Given exercise> Copy the data precisely, keeping every character.

-- Start Information supplied --

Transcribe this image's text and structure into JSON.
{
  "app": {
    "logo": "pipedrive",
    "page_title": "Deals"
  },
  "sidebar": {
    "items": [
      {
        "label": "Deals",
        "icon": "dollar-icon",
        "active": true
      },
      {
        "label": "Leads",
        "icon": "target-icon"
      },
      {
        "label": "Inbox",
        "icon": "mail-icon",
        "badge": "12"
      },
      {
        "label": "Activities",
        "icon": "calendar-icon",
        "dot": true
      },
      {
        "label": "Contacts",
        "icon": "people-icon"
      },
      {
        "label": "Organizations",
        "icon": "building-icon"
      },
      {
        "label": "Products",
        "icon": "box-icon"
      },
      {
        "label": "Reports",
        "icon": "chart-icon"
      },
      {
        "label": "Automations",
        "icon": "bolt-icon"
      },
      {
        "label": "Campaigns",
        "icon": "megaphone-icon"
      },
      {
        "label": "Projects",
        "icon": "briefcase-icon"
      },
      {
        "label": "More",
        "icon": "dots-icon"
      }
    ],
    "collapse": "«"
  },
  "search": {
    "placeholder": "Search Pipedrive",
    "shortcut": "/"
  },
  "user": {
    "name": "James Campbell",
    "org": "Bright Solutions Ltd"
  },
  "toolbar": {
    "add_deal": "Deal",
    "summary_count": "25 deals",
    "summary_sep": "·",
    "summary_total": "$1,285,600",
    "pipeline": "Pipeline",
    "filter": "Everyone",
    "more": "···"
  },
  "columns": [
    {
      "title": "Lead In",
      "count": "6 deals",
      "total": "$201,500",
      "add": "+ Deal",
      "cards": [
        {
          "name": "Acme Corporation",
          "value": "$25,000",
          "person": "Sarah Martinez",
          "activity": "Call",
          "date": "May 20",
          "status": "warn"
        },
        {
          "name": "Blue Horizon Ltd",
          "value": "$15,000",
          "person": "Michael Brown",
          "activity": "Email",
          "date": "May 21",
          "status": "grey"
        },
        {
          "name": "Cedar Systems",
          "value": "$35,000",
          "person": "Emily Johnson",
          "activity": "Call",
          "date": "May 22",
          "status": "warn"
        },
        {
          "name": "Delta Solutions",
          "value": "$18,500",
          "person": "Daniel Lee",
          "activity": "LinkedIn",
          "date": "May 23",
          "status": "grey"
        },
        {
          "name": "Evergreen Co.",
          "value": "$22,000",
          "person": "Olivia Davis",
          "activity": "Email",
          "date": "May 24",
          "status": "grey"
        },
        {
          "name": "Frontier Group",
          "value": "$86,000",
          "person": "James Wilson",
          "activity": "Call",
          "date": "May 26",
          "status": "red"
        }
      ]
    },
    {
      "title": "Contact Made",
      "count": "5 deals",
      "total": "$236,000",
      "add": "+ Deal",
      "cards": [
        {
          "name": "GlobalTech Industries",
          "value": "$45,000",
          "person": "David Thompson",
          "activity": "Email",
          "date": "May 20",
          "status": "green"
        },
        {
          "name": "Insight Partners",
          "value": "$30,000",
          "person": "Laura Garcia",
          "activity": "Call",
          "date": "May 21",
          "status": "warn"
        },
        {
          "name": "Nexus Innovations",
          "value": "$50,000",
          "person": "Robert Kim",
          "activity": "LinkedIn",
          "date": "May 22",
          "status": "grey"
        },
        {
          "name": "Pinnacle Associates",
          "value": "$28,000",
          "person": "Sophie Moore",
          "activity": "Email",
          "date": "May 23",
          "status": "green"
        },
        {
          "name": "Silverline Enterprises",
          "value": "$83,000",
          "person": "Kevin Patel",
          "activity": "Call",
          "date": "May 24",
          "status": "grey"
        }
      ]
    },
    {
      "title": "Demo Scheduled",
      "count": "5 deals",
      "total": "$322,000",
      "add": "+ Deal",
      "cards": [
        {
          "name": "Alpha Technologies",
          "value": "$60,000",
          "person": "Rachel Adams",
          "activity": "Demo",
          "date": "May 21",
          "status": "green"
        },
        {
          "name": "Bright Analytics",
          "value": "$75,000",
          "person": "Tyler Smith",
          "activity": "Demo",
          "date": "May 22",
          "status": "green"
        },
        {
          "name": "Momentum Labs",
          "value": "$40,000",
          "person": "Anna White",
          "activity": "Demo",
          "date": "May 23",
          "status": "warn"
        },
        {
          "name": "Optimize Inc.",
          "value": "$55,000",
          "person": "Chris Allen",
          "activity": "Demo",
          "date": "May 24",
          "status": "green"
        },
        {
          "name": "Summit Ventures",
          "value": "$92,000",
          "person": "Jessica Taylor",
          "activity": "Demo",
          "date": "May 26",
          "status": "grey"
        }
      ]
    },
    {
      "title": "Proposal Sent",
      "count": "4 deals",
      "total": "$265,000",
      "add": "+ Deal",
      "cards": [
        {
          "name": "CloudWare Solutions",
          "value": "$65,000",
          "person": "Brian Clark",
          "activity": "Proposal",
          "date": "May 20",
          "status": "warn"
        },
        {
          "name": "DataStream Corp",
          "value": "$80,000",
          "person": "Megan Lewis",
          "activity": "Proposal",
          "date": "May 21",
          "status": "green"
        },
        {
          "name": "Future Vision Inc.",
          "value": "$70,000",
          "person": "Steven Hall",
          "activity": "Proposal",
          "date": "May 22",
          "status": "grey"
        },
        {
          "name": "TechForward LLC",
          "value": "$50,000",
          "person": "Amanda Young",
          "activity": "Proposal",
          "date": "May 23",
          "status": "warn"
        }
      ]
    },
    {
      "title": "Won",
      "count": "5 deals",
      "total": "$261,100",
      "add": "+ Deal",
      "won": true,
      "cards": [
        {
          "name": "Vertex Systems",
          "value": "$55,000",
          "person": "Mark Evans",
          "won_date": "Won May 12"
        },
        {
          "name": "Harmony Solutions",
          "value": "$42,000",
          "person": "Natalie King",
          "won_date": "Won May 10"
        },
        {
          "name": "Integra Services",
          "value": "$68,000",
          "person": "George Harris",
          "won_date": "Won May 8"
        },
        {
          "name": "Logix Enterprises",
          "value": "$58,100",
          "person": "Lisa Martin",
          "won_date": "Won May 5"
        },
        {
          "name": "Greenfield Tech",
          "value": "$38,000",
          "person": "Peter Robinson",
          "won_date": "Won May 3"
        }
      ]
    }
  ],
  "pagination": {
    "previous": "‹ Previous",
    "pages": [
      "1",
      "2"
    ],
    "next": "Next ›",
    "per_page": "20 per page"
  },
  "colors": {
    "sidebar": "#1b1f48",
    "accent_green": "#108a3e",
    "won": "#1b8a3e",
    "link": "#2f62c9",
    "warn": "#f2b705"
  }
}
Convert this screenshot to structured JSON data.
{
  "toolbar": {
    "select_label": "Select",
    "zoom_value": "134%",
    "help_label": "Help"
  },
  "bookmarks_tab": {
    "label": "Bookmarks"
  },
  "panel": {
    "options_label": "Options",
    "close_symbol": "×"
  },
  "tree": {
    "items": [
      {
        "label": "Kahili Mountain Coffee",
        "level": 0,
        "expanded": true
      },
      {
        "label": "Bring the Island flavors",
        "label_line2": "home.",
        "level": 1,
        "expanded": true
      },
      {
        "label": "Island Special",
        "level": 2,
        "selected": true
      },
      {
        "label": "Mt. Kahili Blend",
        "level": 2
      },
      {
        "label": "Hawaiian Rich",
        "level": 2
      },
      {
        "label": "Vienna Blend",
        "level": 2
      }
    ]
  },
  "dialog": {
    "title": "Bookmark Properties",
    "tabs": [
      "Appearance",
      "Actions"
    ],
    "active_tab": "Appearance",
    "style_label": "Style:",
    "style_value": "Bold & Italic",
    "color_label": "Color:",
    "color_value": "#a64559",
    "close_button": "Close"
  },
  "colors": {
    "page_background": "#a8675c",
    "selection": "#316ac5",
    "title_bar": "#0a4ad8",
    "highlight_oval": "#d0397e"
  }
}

-- End Information supplied --

Answer to the exercise>
Transcribe this image's text and structure into JSON.
{
  "app": {
    "logo": "pipedrive",
    "page_title": "Deals"
  },
  "sidebar": {
    "items": [
      {
        "label": "Deals",
        "icon": "dollar-icon",
        "active": true
      },
      {
        "label": "Leads",
        "icon": "target-icon"
      },
      {
        "label": "Inbox",
        "icon": "mail-icon",
        "badge": "12"
      },
      {
        "label": "Activities",
        "icon": "calendar-icon",
        "dot": true
      },
      {
        "label": "Contacts",
        "icon": "people-icon"
      },
      {
        "label": "Organizations",
        "icon": "building-icon"
      },
      {
        "label": "Products",
        "icon": "box-icon"
      },
      {
        "label": "Reports",
        "icon": "chart-icon"
      },
      {
        "label": "Automations",
        "icon": "bolt-icon"
      },
      {
        "label": "Campaigns",
        "icon": "megaphone-icon"
      },
      {
        "label": "Projects",
        "icon": "briefcase-icon"
      },
      {
        "label": "More",
        "icon": "dots-icon"
      }
    ],
    "collapse": "«"
  },
  "search": {
    "placeholder": "Search Pipedrive",
    "shortcut": "/"
  },
  "user": {
    "name": "James Campbell",
    "org": "Bright Solutions Ltd"
  },
  "toolbar": {
    "add_deal": "Deal",
    "summary_count": "25 deals",
    "summary_sep": "·",
    "summary_total": "$1,285,600",
    "pipeline": "Pipeline",
    "filter": "Everyone",
    "more": "···"
  },
  "columns": [
    {
      "title": "Lead In",
      "count": "6 deals",
      "total": "$201,500",
      "add": "+ Deal",
      "cards": [
        {
          "name": "Acme Corporation",
          "value": "$25,000",
          "person": "Sarah Martinez",
          "activity": "Call",
          "date": "May 20",
          "status": "warn"
        },
        {
          "name": "Blue Horizon Ltd",
          "value": "$15,000",
          "person": "Michael Brown",
          "activity": "Email",
          "date": "May 21",
          "status": "grey"
        },
        {
          "name": "Cedar Systems",
          "value": "$35,000",
          "person": "Emily Johnson",
          "activity": "Call",
          "date": "May 22",
          "status": "warn"
        },
        {
          "name": "Delta Solutions",
          "value": "$18,500",
          "person": "Daniel Lee",
          "activity": "LinkedIn",
          "date": "May 23",
          "status": "grey"
        },
        {
          "name": "Evergreen Co.",
          "value": "$22,000",
          "person": "Olivia Davis",
          "activity": "Email",
          "date": "May 24",
          "status": "grey"
        },
        {
          "name": "Frontier Group",
          "value": "$86,000",
          "person": "James Wilson",
          "activity": "Call",
          "date": "May 26",
          "status": "red"
        }
      ]
    },
    {
      "title": "Contact Made",
      "count": "5 deals",
      "total": "$236,000",
      "add": "+ Deal",
      "cards": [
        {
          "name": "GlobalTech Industries",
          "value": "$45,000",
          "person": "David Thompson",
          "activity": "Email",
          "date": "May 20",
          "status": "green"
        },
        {
          "name": "Insight Partners",
          "value": "$30,000",
          "person": "Laura Garcia",
          "activity": "Call",
          "date": "May 21",
          "status": "warn"
        },
        {
          "name": "Nexus Innovations",
          "value": "$50,000",
          "person": "Robert Kim",
          "activity": "LinkedIn",
          "date": "May 22",
          "status": "grey"
        },
        {
          "name": "Pinnacle Associates",
          "value": "$28,000",
          "person": "Sophie Moore",
          "activity": "Email",
          "date": "May 23",
          "status": "green"
        },
        {
          "name": "Silverline Enterprises",
          "value": "$83,000",
          "person": "Kevin Patel",
          "activity": "Call",
          "date": "May 24",
          "status": "grey"
        }
      ]
    },
    {
      "title": "Demo Scheduled",
      "count": "5 deals",
      "total": "$322,000",
      "add": "+ Deal",
      "cards": [
        {
          "name": "Alpha Technologies",
          "value": "$60,000",
          "person": "Rachel Adams",
          "activity": "Demo",
          "date": "May 21",
          "status": "green"
        },
        {
          "name": "Bright Analytics",
          "value": "$75,000",
          "person": "Tyler Smith",
          "activity": "Demo",
          "date": "May 22",
          "status": "green"
        },
        {
          "name": "Momentum Labs",
          "value": "$40,000",
          "person": "Anna White",
          "activity": "Demo",
          "date": "May 23",
          "status": "warn"
        },
        {
          "name": "Optimize Inc.",
          "value": "$55,000",
          "person": "Chris Allen",
          "activity": "Demo",
          "date": "May 24",
          "status": "green"
        },
        {
          "name": "Summit Ventures",
          "value": "$92,000",
          "person": "Jessica Taylor",
          "activity": "Demo",
          "date": "May 26",
          "status": "grey"
        }
      ]
    },
    {
      "title": "Proposal Sent",
      "count": "4 deals",
      "total": "$265,000",
      "add": "+ Deal",
      "cards": [
        {
          "name": "CloudWare Solutions",
          "value": "$65,000",
          "person": "Brian Clark",
          "activity": "Proposal",
          "date": "May 20",
          "status": "warn"
        },
        {
          "name": "DataStream Corp",
          "value": "$80,000",
          "person": "Megan Lewis",
          "activity": "Proposal",
          "date": "May 21",
          "status": "green"
        },
        {
          "name": "Future Vision Inc.",
          "value": "$70,000",
          "person": "Steven Hall",
          "activity": "Proposal",
          "date": "May 22",
          "status": "grey"
        },
        {
          "name": "TechForward LLC",
          "value": "$50,000",
          "person": "Amanda Young",
          "activity": "Proposal",
          "date": "May 23",
          "status": "warn"
        }
      ]
    },
    {
      "title": "Won",
      "count": "5 deals",
      "total": "$261,100",
      "add": "+ Deal",
      "won": true,
      "cards": [
        {
          "name": "Vertex Systems",
          "value": "$55,000",
          "person": "Mark Evans",
          "won_date": "Won May 12"
        },
        {
          "name": "Harmony Solutions",
          "value": "$42,000",
          "person": "Natalie King",
          "won_date": "Won May 10"
        },
        {
          "name": "Integra Services",
          "value": "$68,000",
          "person": "George Harris",
          "won_date": "Won May 8"
        },
        {
          "name": "Logix Enterprises",
          "value": "$58,100",
          "person": "Lisa Martin",
          "won_date": "Won May 5"
        },
        {
          "name": "Greenfield Tech",
          "value": "$38,000",
          "person": "Peter Robinson",
          "won_date": "Won May 3"
        }
      ]
    }
  ],
  "pagination": {
    "previous": "‹ Previous",
    "pages": [
      "1",
      "2"
    ],
    "next": "Next ›",
    "per_page": "20 per page"
  },
  "colors": {
    "sidebar": "#1b1f48",
    "accent_green": "#108a3e",
    "won": "#1b8a3e",
    "link": "#2f62c9",
    "warn": "#f2b705"
  }
}
Convert this screenshot to structured JSON data.
{
  "toolbar": {
    "select_label": "Select",
    "zoom_value": "134%",
    "help_label": "Help"
  },
  "bookmarks_tab": {
    "label": "Bookmarks"
  },
  "panel": {
    "options_label": "Options",
    "close_symbol": "×"
  },
  "tree": {
    "items": [
      {
        "label": "Kahili Mountain Coffee",
        "level": 0,
        "expanded": true
      },
      {
        "label": "Bring the Island flavors",
        "label_line2": "home.",
        "level": 1,
        "expanded": true
      },
      {
        "label": "Island Special",
        "level": 2,
        "selected": true
      },
      {
        "label": "Mt. Kahili Blend",
        "level": 2
      },
      {
        "label": "Hawaiian Rich",
        "level": 2
      },
      {
        "label": "Vienna Blend",
        "level": 2
      }
    ]
  },
  "dialog": {
    "title": "Bookmark Properties",
    "tabs": [
      "Appearance",
      "Actions"
    ],
    "active_tab": "Appearance",
    "style_label": "Style:",
    "style_value": "Bold & Italic",
    "color_label": "Color:",
    "color_value": "#a64559",
    "close_button": "Close"
  },
  "colors": {
    "page_background": "#a8675c",
    "selection": "#316ac5",
    "title_bar": "#0a4ad8",
    "highlight_oval": "#d0397e"
  }
}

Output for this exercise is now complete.